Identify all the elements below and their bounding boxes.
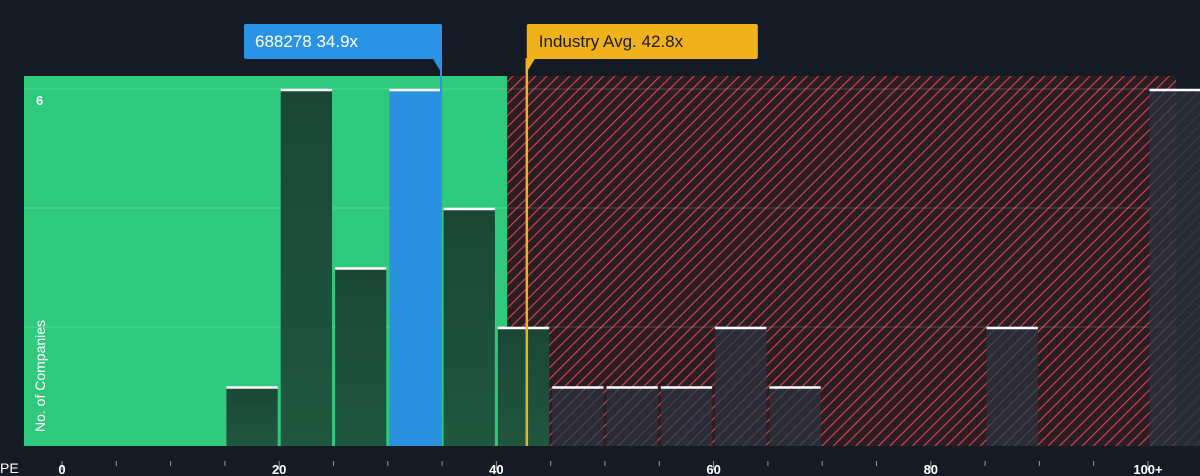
company-marker-callout [244, 24, 442, 59]
y-tick-label: 6 [36, 93, 43, 108]
company-marker-label: 688278 34.9x [255, 32, 359, 51]
x-tick-label: 100+ [1133, 462, 1163, 476]
overvalued-zone [507, 76, 1176, 446]
x-tick-label: 40 [489, 462, 503, 476]
y-axis-title: No. of Companies [32, 320, 48, 432]
histogram-bar [335, 267, 387, 446]
histogram-bar [769, 386, 821, 446]
histogram-bar [986, 327, 1038, 446]
histogram-bar [1149, 89, 1200, 446]
histogram-bar [660, 386, 713, 446]
histogram-bars [226, 88, 1200, 446]
gridlines [24, 88, 1176, 328]
company-marker-pointer [433, 59, 442, 72]
histogram-bar [389, 89, 441, 446]
x-tick-label: 60 [706, 462, 720, 476]
histogram-bar [226, 386, 278, 446]
histogram-bar [497, 327, 550, 446]
industry-marker-callout [526, 24, 758, 59]
histogram-bar [552, 386, 604, 446]
histogram-bar [280, 89, 332, 446]
x-tick-label: 20 [272, 462, 286, 476]
histogram-bar [443, 208, 495, 446]
histogram-bar [606, 386, 658, 446]
x-tick-label: 80 [924, 462, 938, 476]
industry-marker-label: Industry Avg. 42.8x [539, 32, 684, 51]
x-axis-ticks: 0 20 40 60 80 100+ [58, 461, 1163, 476]
value-markers: 688278 34.9x Industry Avg. 42.8x [244, 24, 758, 446]
histogram-bar [715, 327, 767, 446]
industry-marker-pointer [526, 59, 535, 72]
x-tick-label: 0 [58, 462, 65, 476]
x-axis-title: PE [0, 460, 19, 476]
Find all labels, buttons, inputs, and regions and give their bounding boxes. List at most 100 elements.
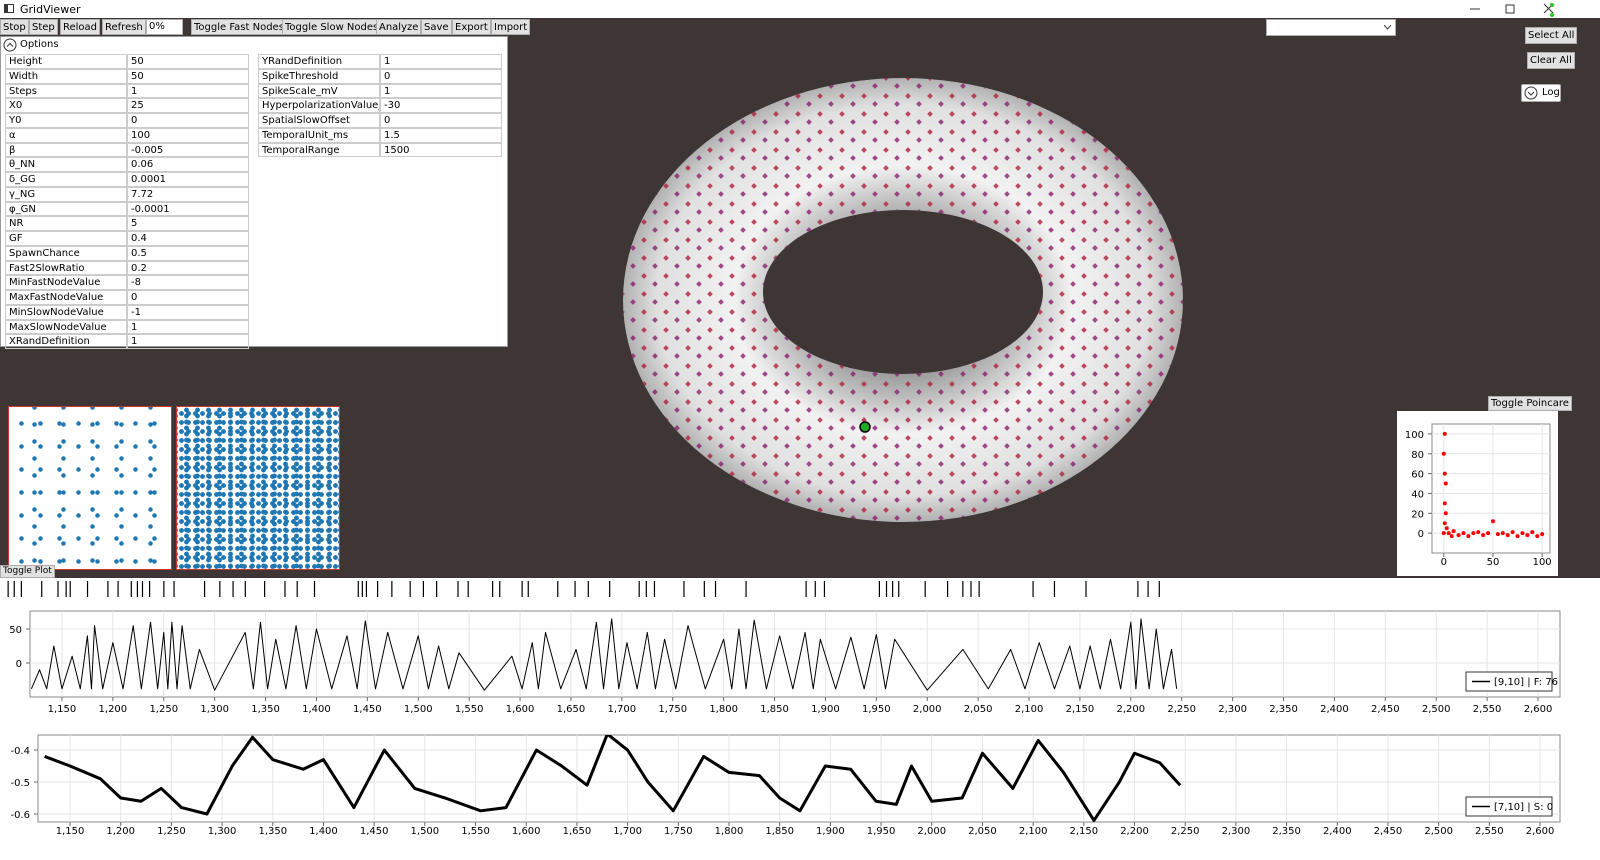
x-tick-label: 1,400 xyxy=(302,704,331,715)
select-all-button[interactable]: Select All xyxy=(1525,27,1578,44)
clear-all-button[interactable]: Clear All xyxy=(1527,52,1575,69)
y-tick-label: -0.5 xyxy=(10,778,30,789)
option-value[interactable]: 1 xyxy=(127,83,249,99)
option-value[interactable]: 7.72 xyxy=(127,186,249,202)
x-tick-label: 2,250 xyxy=(1167,704,1196,715)
node-combobox[interactable] xyxy=(1266,19,1396,36)
x-tick-label: 1,550 xyxy=(461,826,490,837)
option-value[interactable]: 0 xyxy=(380,113,502,128)
torus-view xyxy=(623,78,1183,522)
option-value[interactable]: 0.0001 xyxy=(127,172,249,187)
x-tick-label: 1,750 xyxy=(658,704,687,715)
plot-area xyxy=(1431,423,1551,554)
option-value[interactable]: 100 xyxy=(127,127,249,143)
option-value[interactable]: 1 xyxy=(380,54,502,69)
point xyxy=(1495,532,1500,537)
option-value[interactable]: 0.4 xyxy=(127,231,249,246)
legend-box xyxy=(1465,671,1553,692)
option-value[interactable]: 0.06 xyxy=(127,157,249,172)
option-value[interactable]: 25 xyxy=(127,98,249,113)
x-tick-label: 1,900 xyxy=(811,704,840,715)
y-tick-label: 0 xyxy=(16,659,22,670)
toggle-poincare-button[interactable]: Toggle Poincare xyxy=(1488,396,1572,411)
window-controls[interactable] xyxy=(1460,0,1600,18)
chart: 1,150 1,200 1,250 1,300 1,350 1,400 1,450 1,500… xyxy=(9,610,1561,715)
selected-node[interactable] xyxy=(859,421,871,433)
option-value[interactable]: 1 xyxy=(127,334,249,349)
point xyxy=(1520,531,1525,536)
option-name: TemporalRange xyxy=(258,142,380,158)
toggle-plot-button[interactable]: Toggle Plot xyxy=(0,565,55,578)
y-tick-label: -0.4 xyxy=(10,746,30,757)
toolbar-button[interactable]: Import xyxy=(491,19,531,35)
collapse-icon[interactable] xyxy=(3,38,17,52)
option-value[interactable]: 5 xyxy=(127,216,249,231)
option-value[interactable]: 50 xyxy=(127,68,249,84)
option-name: Height xyxy=(5,54,127,69)
option-name: NR xyxy=(5,216,127,231)
x-tick-label: 2,450 xyxy=(1374,826,1403,837)
x-tick-label: 1,900 xyxy=(816,826,845,837)
option-value[interactable]: 0.2 xyxy=(127,260,249,276)
option-value[interactable]: 0 xyxy=(127,290,249,305)
x-tick-label: 1,400 xyxy=(309,826,338,837)
y-tick-label: 100 xyxy=(1405,430,1424,441)
option-name: MinSlowNodeValue xyxy=(5,304,127,320)
option-value[interactable]: 1 xyxy=(380,83,502,99)
option-name: SpatialSlowOffset xyxy=(258,113,380,128)
x-tick-label: 1,250 xyxy=(157,826,186,837)
fast-node-map xyxy=(8,406,172,570)
log-toggle[interactable]: Log xyxy=(1521,84,1561,102)
chart: 1,150 1,200 1,250 1,300 1,350 1,400 1,450 1,500… xyxy=(10,734,1561,837)
x-tick-label: 2,000 xyxy=(917,826,946,837)
legend-box xyxy=(1465,796,1553,817)
x-tick-label: 2,500 xyxy=(1424,826,1453,837)
x-tick-label: 100 xyxy=(1533,557,1552,568)
x-tick-label: 1,200 xyxy=(99,704,128,715)
option-value[interactable]: -1 xyxy=(127,304,249,320)
point xyxy=(1442,501,1447,506)
option-name: α xyxy=(5,127,127,143)
option-value[interactable]: 1 xyxy=(127,319,249,335)
option-name: Y0 xyxy=(5,113,127,128)
point xyxy=(1515,534,1520,539)
point xyxy=(1540,532,1545,537)
toolbar-button[interactable]: Export xyxy=(452,19,491,35)
toolbar-button[interactable]: Save xyxy=(421,19,452,35)
point xyxy=(1466,534,1471,539)
option-value[interactable]: 1.5 xyxy=(380,127,502,143)
option-name: MaxFastNodeValue xyxy=(5,290,127,305)
option-name: θ_NN xyxy=(5,157,127,172)
toolbar-button[interactable]: Refresh xyxy=(102,19,146,35)
point xyxy=(1481,533,1486,538)
point xyxy=(1510,530,1515,535)
option-value[interactable]: 0.5 xyxy=(127,245,249,261)
trace-line xyxy=(44,735,1182,822)
option-value[interactable]: -8 xyxy=(127,275,249,290)
x-tick-label: 0 xyxy=(1441,557,1447,568)
option-value[interactable]: 0 xyxy=(380,68,502,84)
point xyxy=(1505,533,1510,538)
toolbar-button[interactable]: Step xyxy=(29,19,58,35)
window-title: GridViewer xyxy=(20,3,81,16)
chart xyxy=(0,578,1600,600)
toolbar-button[interactable]: Stop xyxy=(0,19,29,35)
option-value[interactable]: -0.005 xyxy=(127,142,249,158)
slow-node-map xyxy=(176,406,340,570)
option-name: MinFastNodeValue xyxy=(5,275,127,290)
option-value[interactable]: 0 xyxy=(127,113,249,128)
point xyxy=(1443,481,1448,486)
option-name: MaxSlowNodeValue xyxy=(5,319,127,335)
option-name: XRandDefinition xyxy=(5,334,127,349)
toolbar-button[interactable]: Analyze xyxy=(376,19,422,35)
option-value[interactable]: -30 xyxy=(380,98,502,113)
x-tick-label: 2,250 xyxy=(1171,826,1200,837)
toolbar-button[interactable]: Toggle Fast Nodes xyxy=(191,19,287,35)
point xyxy=(1476,530,1481,535)
option-value[interactable]: -0.0001 xyxy=(127,201,249,217)
x-tick-label: 2,200 xyxy=(1117,704,1146,715)
option-value[interactable]: 1500 xyxy=(380,142,502,158)
option-value[interactable]: 50 xyxy=(127,54,249,69)
x-tick-label: 1,800 xyxy=(709,704,738,715)
toolbar-button[interactable]: Reload xyxy=(60,19,101,35)
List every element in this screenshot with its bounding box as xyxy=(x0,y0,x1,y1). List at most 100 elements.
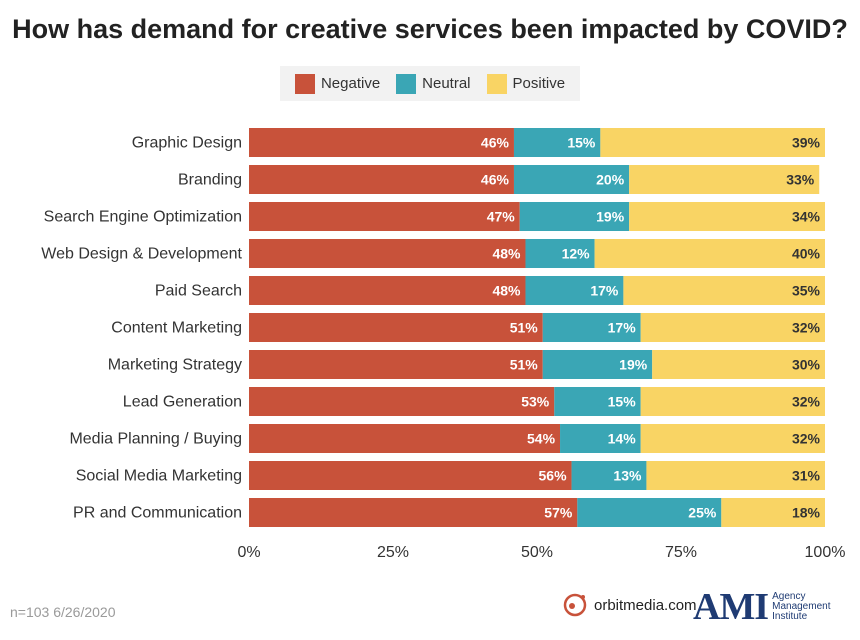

## GIVEN PROBLEM
Rewrite the lines from the one containing "company-marker-callout [244, 24, 442, 59]" through the one containing "x-tick-label: 40 [489, 462, 503, 476]", both included, as a numbered list, omitting any blank lines.

## OUTPUT FOR THIS EXERCISE
1. company-marker-callout [244, 24, 442, 59]
2. y-tick-label: 6 [36, 93, 43, 108]
3. company-marker-label: 688278 34.9x [255, 32, 359, 51]
4. x-tick-label: 100+ [1133, 462, 1163, 476]
5. overvalued-zone [507, 76, 1176, 446]
6. x-tick-label: 40 [489, 462, 503, 476]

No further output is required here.